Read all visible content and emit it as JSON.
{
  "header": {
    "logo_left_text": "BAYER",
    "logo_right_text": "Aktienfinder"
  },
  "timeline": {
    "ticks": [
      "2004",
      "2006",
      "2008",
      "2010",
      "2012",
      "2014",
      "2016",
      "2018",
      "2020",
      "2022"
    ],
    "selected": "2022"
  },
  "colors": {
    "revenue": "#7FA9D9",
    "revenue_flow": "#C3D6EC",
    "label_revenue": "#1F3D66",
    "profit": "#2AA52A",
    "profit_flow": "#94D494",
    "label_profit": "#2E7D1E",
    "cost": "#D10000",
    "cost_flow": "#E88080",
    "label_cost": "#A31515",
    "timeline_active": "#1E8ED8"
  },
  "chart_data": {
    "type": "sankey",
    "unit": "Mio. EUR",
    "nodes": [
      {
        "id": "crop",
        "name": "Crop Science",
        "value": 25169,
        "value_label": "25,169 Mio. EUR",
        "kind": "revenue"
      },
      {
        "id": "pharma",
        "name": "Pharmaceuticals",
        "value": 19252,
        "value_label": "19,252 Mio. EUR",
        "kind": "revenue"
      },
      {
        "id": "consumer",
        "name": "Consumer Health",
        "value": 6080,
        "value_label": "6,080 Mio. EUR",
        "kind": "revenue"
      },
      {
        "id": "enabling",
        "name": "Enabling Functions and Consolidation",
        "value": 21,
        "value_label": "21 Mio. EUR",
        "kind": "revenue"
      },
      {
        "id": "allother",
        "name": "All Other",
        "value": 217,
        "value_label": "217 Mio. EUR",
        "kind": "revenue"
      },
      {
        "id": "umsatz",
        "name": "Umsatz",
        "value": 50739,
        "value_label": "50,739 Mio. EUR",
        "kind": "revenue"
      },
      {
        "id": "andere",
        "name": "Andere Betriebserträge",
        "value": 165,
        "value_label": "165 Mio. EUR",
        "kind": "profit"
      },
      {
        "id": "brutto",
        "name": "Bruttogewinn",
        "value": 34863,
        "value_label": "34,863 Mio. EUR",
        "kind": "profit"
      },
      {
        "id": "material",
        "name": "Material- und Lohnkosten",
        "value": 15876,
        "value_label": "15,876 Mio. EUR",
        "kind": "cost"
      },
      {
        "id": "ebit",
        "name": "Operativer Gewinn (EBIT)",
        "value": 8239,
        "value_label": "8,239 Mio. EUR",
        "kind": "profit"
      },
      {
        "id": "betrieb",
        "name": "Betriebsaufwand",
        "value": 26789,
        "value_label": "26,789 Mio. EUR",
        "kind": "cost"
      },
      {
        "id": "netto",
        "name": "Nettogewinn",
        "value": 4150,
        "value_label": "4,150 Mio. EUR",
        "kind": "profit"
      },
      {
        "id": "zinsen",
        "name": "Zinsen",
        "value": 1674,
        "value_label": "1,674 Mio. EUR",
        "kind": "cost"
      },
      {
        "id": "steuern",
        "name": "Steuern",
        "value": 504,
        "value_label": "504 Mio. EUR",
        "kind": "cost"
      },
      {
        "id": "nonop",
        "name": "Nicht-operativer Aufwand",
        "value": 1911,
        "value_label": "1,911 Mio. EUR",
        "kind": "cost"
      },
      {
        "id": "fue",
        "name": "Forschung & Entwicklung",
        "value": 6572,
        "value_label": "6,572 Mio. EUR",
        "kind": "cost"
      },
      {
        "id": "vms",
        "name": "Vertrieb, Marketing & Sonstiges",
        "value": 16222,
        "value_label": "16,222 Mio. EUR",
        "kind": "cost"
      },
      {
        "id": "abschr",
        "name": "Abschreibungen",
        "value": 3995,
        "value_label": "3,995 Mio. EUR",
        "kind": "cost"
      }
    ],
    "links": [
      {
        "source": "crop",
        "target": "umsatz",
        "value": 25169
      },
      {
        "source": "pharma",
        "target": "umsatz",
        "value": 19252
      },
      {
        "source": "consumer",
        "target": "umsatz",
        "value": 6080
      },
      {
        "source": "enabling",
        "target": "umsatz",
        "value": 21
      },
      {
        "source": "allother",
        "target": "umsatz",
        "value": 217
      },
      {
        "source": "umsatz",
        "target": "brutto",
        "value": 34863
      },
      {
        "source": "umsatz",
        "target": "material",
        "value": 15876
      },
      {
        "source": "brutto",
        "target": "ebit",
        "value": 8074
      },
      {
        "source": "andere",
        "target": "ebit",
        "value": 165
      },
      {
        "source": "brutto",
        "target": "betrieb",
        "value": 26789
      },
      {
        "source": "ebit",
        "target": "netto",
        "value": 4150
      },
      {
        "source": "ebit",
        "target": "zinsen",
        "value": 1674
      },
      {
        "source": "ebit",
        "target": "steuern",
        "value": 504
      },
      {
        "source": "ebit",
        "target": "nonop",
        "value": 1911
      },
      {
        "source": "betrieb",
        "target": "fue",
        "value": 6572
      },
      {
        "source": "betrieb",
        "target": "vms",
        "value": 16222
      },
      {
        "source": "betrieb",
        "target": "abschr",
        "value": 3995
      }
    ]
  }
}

______

Do this =>
Type out all of the material again, word for word.

Response to the task =>
Read all visible content and emit it as JSON.
{
  "header": {
    "logo_left_text": "BAYER",
    "logo_right_text": "Aktienfinder"
  },
  "timeline": {
    "ticks": [
      "2004",
      "2006",
      "2008",
      "2010",
      "2012",
      "2014",
      "2016",
      "2018",
      "2020",
      "2022"
    ],
    "selected": "2022"
  },
  "colors": {
    "revenue": "#7FA9D9",
    "revenue_flow": "#C3D6EC",
    "label_revenue": "#1F3D66",
    "profit": "#2AA52A",
    "profit_flow": "#94D494",
    "label_profit": "#2E7D1E",
    "cost": "#D10000",
    "cost_flow": "#E88080",
    "label_cost": "#A31515",
    "timeline_active": "#1E8ED8"
  },
  "chart_data": {
    "type": "sankey",
    "unit": "Mio. EUR",
    "nodes": [
      {
        "id": "crop",
        "name": "Crop Science",
        "value": 25169,
        "value_label": "25,169 Mio. EUR",
        "kind": "revenue"
      },
      {
        "id": "pharma",
        "name": "Pharmaceuticals",
        "value": 19252,
        "value_label": "19,252 Mio. EUR",
        "kind": "revenue"
      },
      {
        "id": "consumer",
        "name": "Consumer Health",
        "value": 6080,
        "value_label": "6,080 Mio. EUR",
        "kind": "revenue"
      },
      {
        "id": "enabling",
        "name": "Enabling Functions and Consolidation",
        "value": 21,
        "value_label": "21 Mio. EUR",
        "kind": "revenue"
      },
      {
        "id": "allother",
        "name": "All Other",
        "value": 217,
        "value_label": "217 Mio. EUR",
        "kind": "revenue"
      },
      {
        "id": "umsatz",
        "name": "Umsatz",
        "value": 50739,
        "value_label": "50,739 Mio. EUR",
        "kind": "revenue"
      },
      {
        "id": "andere",
        "name": "Andere Betriebserträge",
        "value": 165,
        "value_label": "165 Mio. EUR",
        "kind": "profit"
      },
      {
        "id": "brutto",
        "name": "Bruttogewinn",
        "value": 34863,
        "value_label": "34,863 Mio. EUR",
        "kind": "profit"
      },
      {
        "id": "material",
        "name": "Material- und Lohnkosten",
        "value": 15876,
        "value_label": "15,876 Mio. EUR",
        "kind": "cost"
      },
      {
        "id": "ebit",
        "name": "Operativer Gewinn (EBIT)",
        "value": 8239,
        "value_label": "8,239 Mio. EUR",
        "kind": "profit"
      },
      {
        "id": "betrieb",
        "name": "Betriebsaufwand",
        "value": 26789,
        "value_label": "26,789 Mio. EUR",
        "kind": "cost"
      },
      {
        "id": "netto",
        "name": "Nettogewinn",
        "value": 4150,
        "value_label": "4,150 Mio. EUR",
        "kind": "profit"
      },
      {
        "id": "zinsen",
        "name": "Zinsen",
        "value": 1674,
        "value_label": "1,674 Mio. EUR",
        "kind": "cost"
      },
      {
        "id": "steuern",
        "name": "Steuern",
        "value": 504,
        "value_label": "504 Mio. EUR",
        "kind": "cost"
      },
      {
        "id": "nonop",
        "name": "Nicht-operativer Aufwand",
        "value": 1911,
        "value_label": "1,911 Mio. EUR",
        "kind": "cost"
      },
      {
        "id": "fue",
        "name": "Forschung & Entwicklung",
        "value": 6572,
        "value_label": "6,572 Mio. EUR",
        "kind": "cost"
      },
      {
        "id": "vms",
        "name": "Vertrieb, Marketing & Sonstiges",
        "value": 16222,
        "value_label": "16,222 Mio. EUR",
        "kind": "cost"
      },
      {
        "id": "abschr",
        "name": "Abschreibungen",
        "value": 3995,
        "value_label": "3,995 Mio. EUR",
        "kind": "cost"
      }
    ],
    "links": [
      {
        "source": "crop",
        "target": "umsatz",
        "value": 25169
      },
      {
        "source": "pharma",
        "target": "umsatz",
        "value": 19252
      },
      {
        "source": "consumer",
        "target": "umsatz",
        "value": 6080
      },
      {
        "source": "enabling",
        "target": "umsatz",
        "value": 21
      },
      {
        "source": "allother",
        "target": "umsatz",
        "value": 217
      },
      {
        "source": "umsatz",
        "target": "brutto",
        "value": 34863
      },
      {
        "source": "umsatz",
        "target": "material",
        "value": 15876
      },
      {
        "source": "brutto",
        "target": "ebit",
        "value": 8074
      },
      {
        "source": "andere",
        "target": "ebit",
        "value": 165
      },
      {
        "source": "brutto",
        "target": "betrieb",
        "value": 26789
      },
      {
        "source": "ebit",
        "target": "netto",
        "value": 4150
      },
      {
        "source": "ebit",
        "target": "zinsen",
        "value": 1674
      },
      {
        "source": "ebit",
        "target": "steuern",
        "value": 504
      },
      {
        "source": "ebit",
        "target": "nonop",
        "value": 1911
      },
      {
        "source": "betrieb",
        "target": "fue",
        "value": 6572
      },
      {
        "source": "betrieb",
        "target": "vms",
        "value": 16222
      },
      {
        "source": "betrieb",
        "target": "abschr",
        "value": 3995
      }
    ]
  }
}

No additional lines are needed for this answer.